> [Given instruction]: Below are records; count the lines that contain "xlabel" and give only the total.

> [Excerpted data]:
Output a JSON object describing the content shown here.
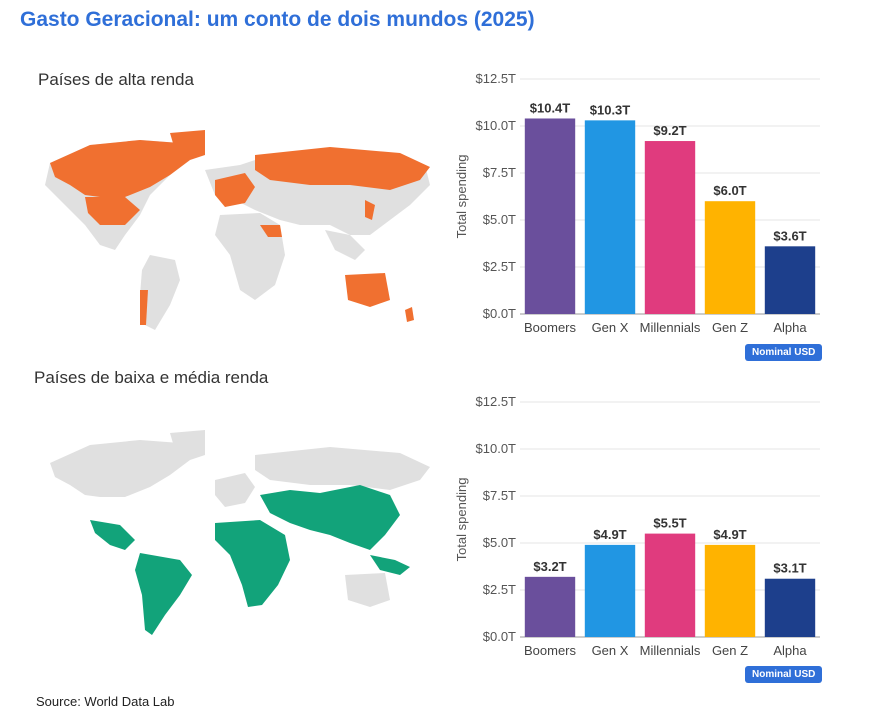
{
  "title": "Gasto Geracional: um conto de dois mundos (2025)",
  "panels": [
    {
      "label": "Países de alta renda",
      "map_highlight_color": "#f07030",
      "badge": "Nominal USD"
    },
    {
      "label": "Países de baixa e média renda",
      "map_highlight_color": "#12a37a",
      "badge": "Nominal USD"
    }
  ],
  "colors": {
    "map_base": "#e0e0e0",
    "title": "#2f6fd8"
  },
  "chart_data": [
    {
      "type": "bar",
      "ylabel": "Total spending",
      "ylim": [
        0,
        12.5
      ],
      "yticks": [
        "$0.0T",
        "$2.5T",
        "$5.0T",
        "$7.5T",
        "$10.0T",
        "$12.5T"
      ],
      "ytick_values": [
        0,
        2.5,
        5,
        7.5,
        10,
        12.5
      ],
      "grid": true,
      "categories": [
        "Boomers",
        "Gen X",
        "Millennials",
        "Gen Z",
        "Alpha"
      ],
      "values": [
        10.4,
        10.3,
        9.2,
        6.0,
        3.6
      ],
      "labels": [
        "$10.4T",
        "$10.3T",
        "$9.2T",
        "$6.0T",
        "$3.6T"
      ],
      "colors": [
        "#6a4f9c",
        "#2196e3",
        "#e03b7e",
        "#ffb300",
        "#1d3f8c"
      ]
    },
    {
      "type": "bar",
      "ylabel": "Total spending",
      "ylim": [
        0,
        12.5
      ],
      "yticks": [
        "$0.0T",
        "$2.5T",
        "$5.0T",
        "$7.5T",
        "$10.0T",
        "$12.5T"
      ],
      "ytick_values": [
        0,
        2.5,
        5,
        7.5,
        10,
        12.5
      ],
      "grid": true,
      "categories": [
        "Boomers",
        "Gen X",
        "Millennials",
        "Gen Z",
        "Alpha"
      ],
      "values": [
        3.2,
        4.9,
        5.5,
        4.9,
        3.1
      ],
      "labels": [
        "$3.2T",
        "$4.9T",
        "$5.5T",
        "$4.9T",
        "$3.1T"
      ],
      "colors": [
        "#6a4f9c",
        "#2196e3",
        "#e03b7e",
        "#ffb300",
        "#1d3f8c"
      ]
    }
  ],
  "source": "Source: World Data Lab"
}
---
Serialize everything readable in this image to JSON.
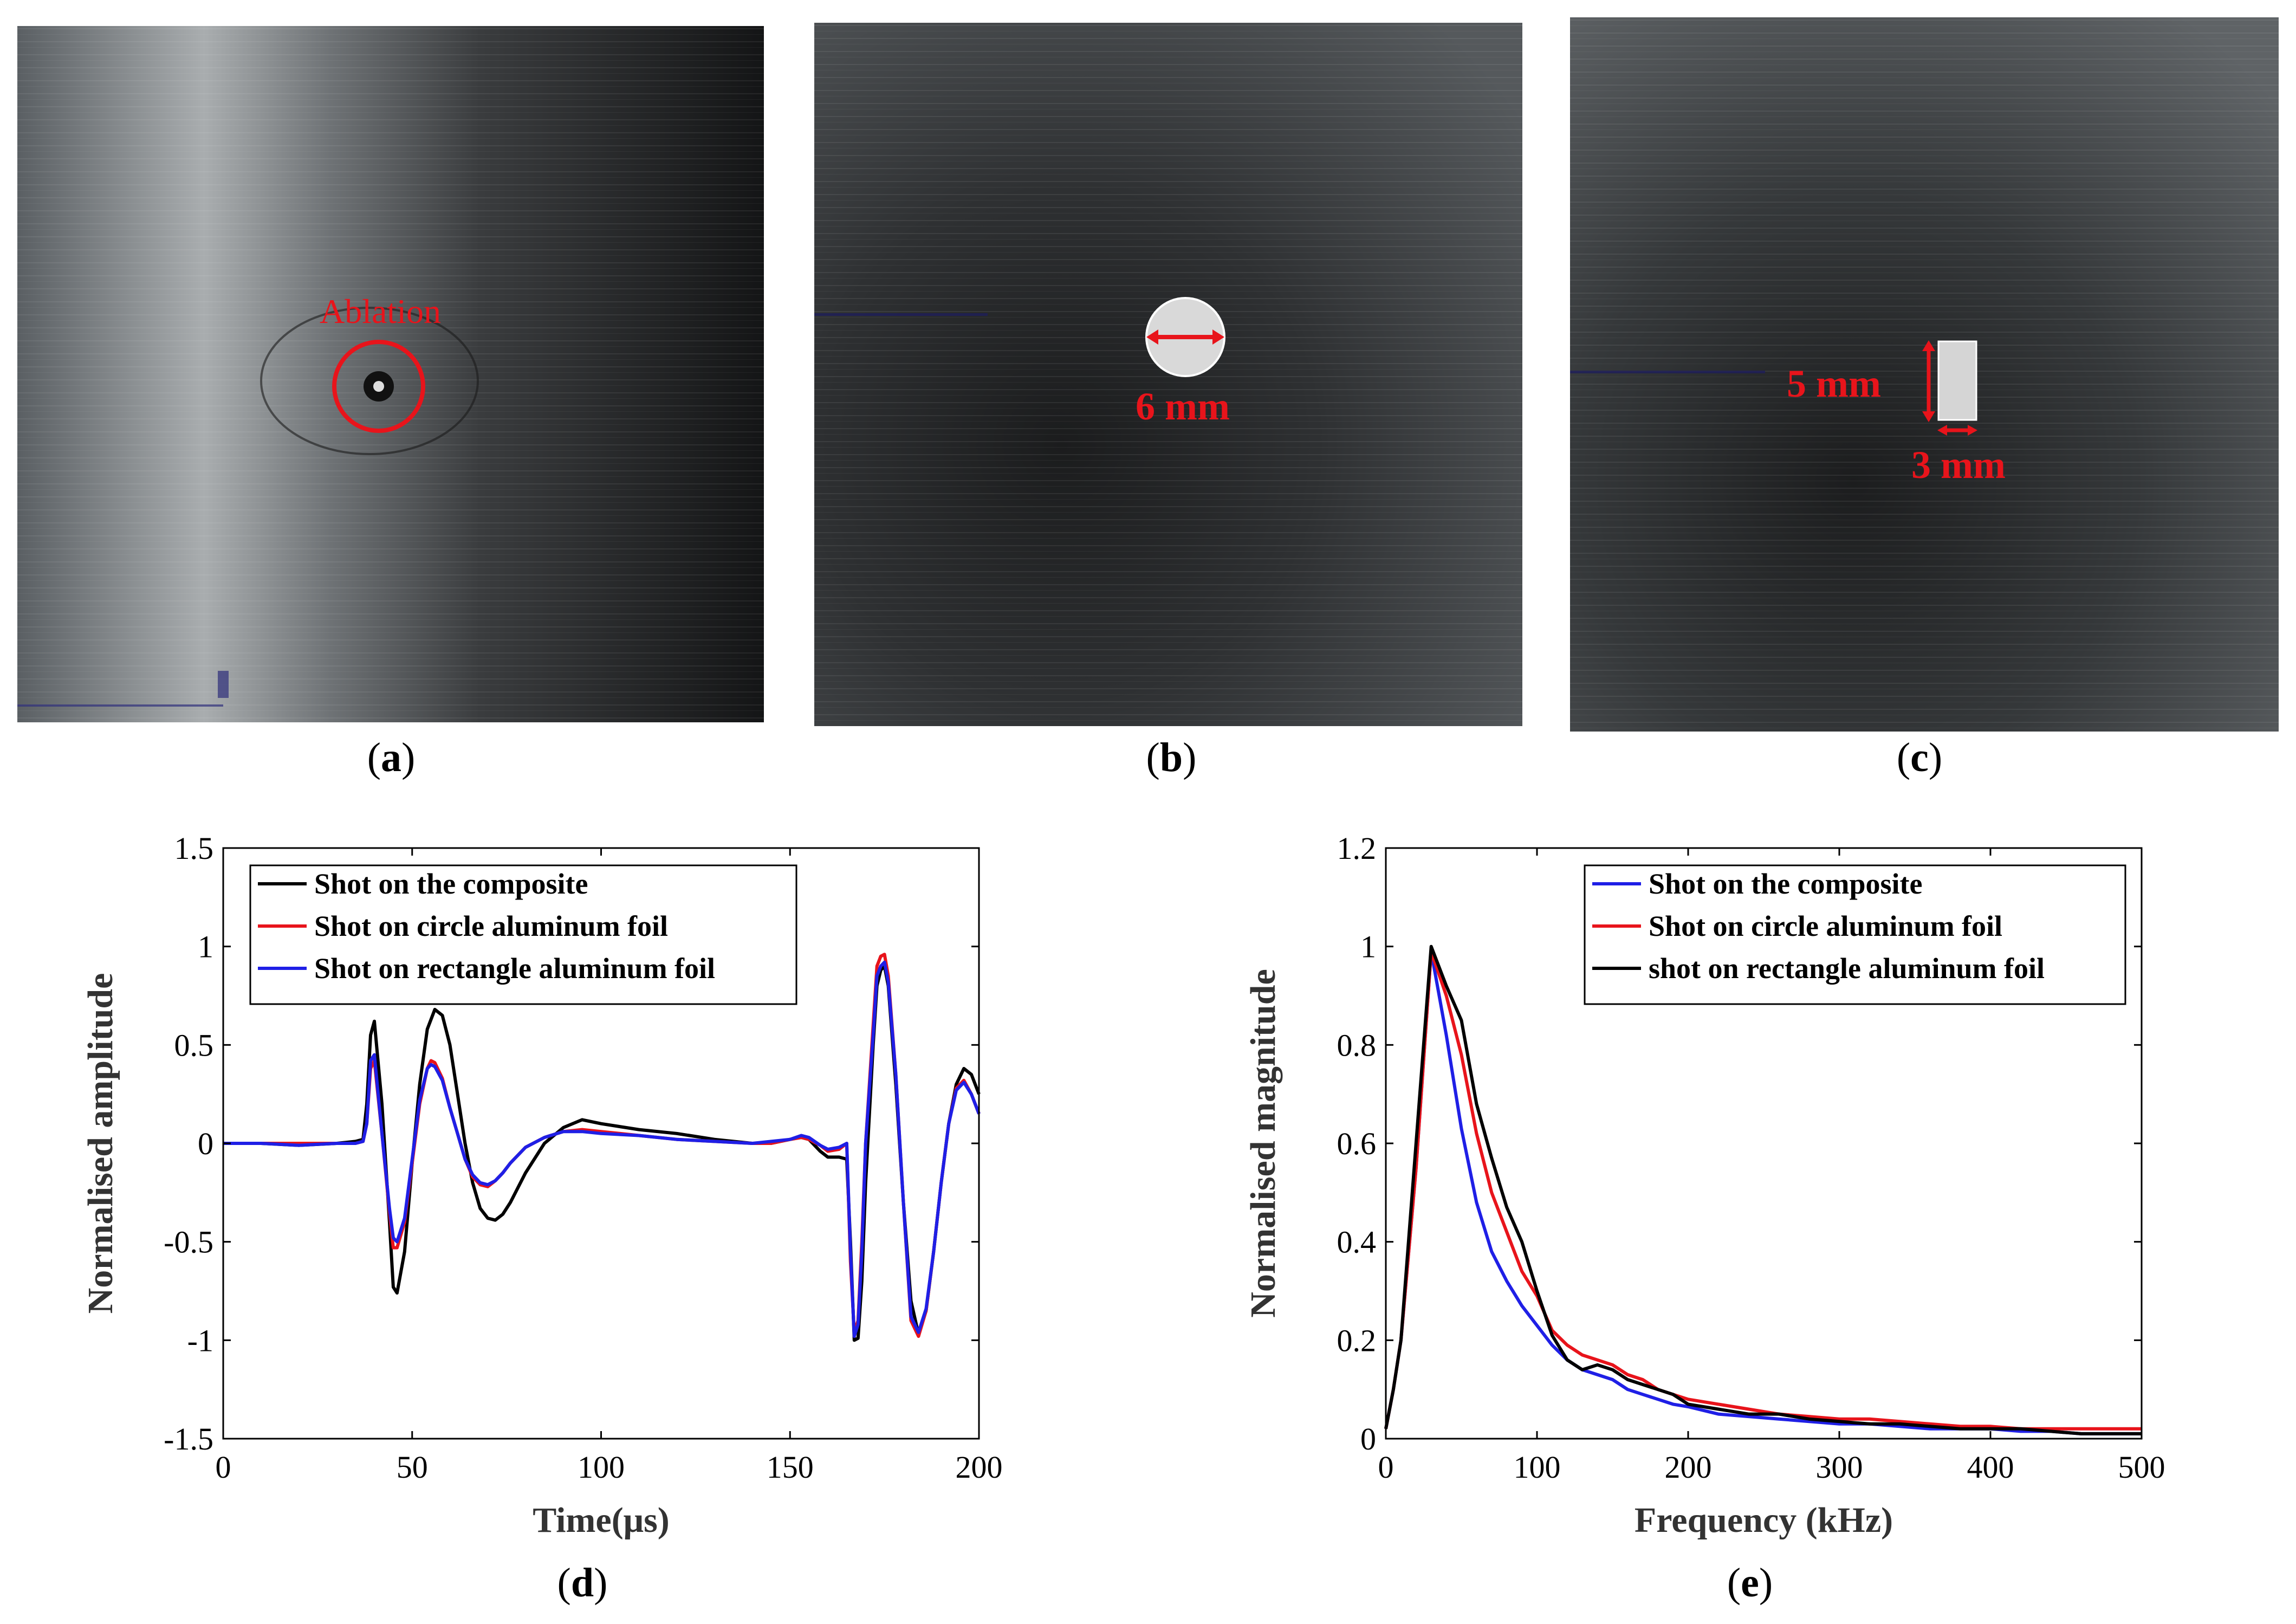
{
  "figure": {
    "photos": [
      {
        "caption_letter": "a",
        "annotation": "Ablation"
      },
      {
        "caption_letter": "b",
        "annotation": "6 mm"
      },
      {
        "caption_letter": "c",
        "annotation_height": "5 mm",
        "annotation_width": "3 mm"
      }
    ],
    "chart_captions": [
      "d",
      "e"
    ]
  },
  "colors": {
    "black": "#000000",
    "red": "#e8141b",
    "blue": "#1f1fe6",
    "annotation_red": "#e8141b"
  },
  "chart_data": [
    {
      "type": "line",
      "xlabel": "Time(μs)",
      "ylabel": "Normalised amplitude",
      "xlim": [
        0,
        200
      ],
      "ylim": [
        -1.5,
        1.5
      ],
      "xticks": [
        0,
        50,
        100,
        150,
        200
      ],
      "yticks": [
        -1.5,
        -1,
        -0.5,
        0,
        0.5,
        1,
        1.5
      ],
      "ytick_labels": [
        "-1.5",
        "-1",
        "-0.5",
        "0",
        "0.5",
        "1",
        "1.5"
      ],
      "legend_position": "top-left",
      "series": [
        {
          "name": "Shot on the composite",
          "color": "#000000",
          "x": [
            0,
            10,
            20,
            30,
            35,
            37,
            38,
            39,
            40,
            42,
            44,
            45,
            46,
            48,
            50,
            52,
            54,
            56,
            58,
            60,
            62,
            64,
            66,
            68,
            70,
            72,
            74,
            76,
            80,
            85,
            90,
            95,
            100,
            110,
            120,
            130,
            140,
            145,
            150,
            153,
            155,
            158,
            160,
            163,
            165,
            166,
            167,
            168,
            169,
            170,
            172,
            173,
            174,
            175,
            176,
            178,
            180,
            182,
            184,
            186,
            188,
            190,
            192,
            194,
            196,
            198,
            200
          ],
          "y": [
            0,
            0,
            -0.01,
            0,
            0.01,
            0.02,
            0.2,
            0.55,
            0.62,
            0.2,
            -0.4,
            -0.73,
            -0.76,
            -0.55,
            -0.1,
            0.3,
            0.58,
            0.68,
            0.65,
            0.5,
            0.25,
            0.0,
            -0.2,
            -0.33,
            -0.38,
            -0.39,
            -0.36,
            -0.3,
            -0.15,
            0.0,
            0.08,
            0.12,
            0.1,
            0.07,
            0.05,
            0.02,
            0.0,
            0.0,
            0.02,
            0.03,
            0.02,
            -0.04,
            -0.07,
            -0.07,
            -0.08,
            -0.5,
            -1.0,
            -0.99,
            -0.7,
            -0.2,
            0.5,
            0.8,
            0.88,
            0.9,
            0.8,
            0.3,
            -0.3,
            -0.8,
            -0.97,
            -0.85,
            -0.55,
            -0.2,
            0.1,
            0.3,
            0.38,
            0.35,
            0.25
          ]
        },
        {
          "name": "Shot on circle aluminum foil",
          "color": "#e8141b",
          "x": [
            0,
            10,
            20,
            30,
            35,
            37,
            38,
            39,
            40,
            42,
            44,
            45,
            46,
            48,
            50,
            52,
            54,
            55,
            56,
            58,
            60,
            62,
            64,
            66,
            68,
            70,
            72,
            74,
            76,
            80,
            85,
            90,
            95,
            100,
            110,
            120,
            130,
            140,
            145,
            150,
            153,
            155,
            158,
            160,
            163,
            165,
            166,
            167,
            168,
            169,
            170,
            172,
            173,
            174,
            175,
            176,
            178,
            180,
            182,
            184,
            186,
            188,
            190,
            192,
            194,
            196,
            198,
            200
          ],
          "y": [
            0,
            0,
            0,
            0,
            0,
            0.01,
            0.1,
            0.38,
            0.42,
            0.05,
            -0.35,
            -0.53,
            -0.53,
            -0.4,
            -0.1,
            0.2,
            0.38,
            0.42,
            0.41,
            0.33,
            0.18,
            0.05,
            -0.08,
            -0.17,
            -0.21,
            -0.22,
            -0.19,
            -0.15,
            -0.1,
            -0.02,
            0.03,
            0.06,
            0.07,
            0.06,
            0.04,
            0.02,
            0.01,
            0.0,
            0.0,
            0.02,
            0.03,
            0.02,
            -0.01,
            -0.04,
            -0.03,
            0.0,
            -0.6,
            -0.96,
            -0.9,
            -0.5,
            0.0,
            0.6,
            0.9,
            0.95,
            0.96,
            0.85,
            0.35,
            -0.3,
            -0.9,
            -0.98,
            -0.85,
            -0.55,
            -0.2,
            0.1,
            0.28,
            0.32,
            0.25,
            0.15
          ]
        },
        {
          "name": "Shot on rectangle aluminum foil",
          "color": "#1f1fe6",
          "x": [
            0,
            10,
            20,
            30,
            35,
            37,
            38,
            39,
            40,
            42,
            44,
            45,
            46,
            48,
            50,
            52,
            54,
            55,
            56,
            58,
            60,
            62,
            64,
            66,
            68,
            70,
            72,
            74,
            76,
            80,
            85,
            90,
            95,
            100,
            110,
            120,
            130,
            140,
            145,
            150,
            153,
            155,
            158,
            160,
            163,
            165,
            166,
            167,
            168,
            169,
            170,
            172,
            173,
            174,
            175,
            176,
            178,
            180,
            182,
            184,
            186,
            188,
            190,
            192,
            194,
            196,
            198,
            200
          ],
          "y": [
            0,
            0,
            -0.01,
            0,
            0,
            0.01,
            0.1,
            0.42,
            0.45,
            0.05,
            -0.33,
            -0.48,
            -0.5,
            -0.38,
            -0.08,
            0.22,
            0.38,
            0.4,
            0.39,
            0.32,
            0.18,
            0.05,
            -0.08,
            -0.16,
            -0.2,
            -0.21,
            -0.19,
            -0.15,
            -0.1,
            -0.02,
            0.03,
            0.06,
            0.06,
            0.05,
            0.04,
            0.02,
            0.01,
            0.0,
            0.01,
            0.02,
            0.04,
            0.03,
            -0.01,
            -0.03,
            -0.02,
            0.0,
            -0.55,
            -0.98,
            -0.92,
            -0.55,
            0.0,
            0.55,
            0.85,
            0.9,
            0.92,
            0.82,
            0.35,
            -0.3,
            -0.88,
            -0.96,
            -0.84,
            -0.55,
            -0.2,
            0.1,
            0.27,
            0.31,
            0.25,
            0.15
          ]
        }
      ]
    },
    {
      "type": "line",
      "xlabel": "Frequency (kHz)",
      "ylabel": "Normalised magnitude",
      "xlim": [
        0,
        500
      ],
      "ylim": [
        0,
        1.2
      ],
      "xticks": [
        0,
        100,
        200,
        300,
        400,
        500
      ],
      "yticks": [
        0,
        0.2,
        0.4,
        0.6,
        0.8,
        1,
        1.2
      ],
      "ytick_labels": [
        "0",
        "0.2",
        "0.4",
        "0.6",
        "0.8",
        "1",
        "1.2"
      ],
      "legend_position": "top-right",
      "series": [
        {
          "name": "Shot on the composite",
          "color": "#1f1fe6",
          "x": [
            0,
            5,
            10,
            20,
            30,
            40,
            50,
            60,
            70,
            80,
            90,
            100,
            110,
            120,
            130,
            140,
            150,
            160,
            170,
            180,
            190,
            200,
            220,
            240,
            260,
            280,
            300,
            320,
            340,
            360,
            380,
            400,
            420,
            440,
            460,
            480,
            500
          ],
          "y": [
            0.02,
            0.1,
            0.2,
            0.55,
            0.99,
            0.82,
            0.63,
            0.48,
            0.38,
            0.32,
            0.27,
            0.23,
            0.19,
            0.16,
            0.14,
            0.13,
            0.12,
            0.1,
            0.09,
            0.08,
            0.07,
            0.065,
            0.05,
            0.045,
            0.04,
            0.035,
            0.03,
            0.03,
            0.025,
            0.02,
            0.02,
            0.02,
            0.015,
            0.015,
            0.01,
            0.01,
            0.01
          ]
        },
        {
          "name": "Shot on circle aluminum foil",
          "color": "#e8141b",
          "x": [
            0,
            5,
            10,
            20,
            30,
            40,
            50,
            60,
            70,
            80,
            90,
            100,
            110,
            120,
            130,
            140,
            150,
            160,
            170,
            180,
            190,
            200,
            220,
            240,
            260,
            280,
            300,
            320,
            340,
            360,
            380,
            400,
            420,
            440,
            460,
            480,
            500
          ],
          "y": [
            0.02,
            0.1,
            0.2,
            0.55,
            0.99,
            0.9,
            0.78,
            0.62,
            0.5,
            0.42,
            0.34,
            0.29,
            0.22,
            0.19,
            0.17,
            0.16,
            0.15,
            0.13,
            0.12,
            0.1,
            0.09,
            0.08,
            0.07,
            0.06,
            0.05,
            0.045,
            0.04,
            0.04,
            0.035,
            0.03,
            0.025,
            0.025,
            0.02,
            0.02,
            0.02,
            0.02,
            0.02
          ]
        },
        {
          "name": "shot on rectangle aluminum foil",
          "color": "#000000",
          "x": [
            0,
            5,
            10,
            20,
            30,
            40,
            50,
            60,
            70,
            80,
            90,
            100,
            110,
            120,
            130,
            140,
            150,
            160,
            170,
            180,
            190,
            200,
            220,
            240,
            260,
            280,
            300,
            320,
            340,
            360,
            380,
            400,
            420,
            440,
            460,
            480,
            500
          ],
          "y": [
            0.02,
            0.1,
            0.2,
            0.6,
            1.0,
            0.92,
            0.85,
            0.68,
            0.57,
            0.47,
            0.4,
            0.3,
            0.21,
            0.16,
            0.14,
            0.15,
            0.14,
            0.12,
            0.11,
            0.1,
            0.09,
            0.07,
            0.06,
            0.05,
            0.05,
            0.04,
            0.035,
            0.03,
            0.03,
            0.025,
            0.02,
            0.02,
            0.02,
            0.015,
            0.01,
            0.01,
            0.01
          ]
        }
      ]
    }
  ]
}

> [Complete response]: 2